» **SHORT TASK**: Wherever the word "value" shows up in a line, please copy that line.
========================================================================
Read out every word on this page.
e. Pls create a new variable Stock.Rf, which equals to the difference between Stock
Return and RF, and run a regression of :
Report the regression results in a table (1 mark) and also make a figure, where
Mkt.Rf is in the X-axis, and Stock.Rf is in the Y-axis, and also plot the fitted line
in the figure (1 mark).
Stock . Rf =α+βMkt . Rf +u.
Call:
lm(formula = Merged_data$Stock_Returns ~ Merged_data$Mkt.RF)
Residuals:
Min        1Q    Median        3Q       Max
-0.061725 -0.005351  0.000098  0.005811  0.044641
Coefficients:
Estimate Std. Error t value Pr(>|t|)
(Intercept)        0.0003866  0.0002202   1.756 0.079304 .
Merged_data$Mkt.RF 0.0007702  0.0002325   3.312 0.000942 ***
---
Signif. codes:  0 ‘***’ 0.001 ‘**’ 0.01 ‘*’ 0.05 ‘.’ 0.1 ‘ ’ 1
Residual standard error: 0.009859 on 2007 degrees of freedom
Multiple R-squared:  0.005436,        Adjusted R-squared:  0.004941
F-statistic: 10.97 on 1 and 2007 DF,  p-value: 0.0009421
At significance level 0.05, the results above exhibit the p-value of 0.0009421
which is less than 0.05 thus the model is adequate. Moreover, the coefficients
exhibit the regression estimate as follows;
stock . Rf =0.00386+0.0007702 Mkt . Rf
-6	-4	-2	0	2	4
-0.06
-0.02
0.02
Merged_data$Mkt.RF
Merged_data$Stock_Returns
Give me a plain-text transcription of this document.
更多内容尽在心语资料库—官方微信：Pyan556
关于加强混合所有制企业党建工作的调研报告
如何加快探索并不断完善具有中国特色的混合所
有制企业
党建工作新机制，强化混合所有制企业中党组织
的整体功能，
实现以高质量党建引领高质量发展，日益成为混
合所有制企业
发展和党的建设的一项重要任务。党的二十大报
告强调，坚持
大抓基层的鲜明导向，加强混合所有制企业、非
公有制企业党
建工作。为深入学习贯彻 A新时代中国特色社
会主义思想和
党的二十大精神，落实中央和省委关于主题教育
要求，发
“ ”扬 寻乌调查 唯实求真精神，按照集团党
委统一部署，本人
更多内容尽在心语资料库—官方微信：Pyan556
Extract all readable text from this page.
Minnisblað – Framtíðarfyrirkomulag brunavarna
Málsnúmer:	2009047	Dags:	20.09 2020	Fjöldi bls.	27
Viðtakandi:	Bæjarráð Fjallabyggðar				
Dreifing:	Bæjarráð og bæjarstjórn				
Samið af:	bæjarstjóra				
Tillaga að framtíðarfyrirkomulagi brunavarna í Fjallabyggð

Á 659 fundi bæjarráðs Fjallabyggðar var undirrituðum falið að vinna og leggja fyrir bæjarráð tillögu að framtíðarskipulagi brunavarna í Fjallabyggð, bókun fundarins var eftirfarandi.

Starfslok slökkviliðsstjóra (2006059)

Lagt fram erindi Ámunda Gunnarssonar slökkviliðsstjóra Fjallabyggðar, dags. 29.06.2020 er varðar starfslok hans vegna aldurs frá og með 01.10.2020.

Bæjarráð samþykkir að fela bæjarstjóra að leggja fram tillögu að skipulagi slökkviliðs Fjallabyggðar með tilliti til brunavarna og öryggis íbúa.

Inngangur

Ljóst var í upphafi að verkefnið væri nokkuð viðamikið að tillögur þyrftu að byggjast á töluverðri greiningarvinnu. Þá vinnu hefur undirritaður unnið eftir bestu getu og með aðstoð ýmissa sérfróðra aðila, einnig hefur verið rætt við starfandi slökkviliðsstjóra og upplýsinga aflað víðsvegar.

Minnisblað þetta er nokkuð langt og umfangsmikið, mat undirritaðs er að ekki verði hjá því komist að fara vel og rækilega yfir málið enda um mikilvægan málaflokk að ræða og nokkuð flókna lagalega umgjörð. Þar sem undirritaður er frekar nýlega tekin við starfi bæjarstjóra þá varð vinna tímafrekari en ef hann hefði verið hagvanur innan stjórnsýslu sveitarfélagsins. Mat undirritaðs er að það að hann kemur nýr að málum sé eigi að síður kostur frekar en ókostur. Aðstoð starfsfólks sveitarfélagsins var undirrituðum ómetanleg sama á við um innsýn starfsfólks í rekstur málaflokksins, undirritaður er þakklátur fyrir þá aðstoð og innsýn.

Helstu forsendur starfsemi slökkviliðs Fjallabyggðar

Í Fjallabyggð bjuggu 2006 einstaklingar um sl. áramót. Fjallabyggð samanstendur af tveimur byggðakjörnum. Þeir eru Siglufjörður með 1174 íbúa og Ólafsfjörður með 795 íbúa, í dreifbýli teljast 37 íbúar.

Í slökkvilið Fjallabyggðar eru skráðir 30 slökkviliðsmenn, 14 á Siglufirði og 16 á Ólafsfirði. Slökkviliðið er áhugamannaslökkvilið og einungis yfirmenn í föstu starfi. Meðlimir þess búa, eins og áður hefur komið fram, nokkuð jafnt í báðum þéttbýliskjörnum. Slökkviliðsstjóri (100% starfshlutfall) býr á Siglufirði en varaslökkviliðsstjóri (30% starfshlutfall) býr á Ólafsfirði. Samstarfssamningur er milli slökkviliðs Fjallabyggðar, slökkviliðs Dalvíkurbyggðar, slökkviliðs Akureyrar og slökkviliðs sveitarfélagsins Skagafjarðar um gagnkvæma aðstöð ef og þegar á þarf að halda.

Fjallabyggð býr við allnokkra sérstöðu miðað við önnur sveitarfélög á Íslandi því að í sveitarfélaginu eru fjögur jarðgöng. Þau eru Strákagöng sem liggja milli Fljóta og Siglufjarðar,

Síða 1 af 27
========================================================================
» **CORRECT RESULT**:
Estimate Std. Error t value Pr(>|t|)
F-statistic: 10.97 on 1 and 2007 DF,  p-value: 0.0009421
At significance level 0.05, the results above exhibit the p-value of 0.0009421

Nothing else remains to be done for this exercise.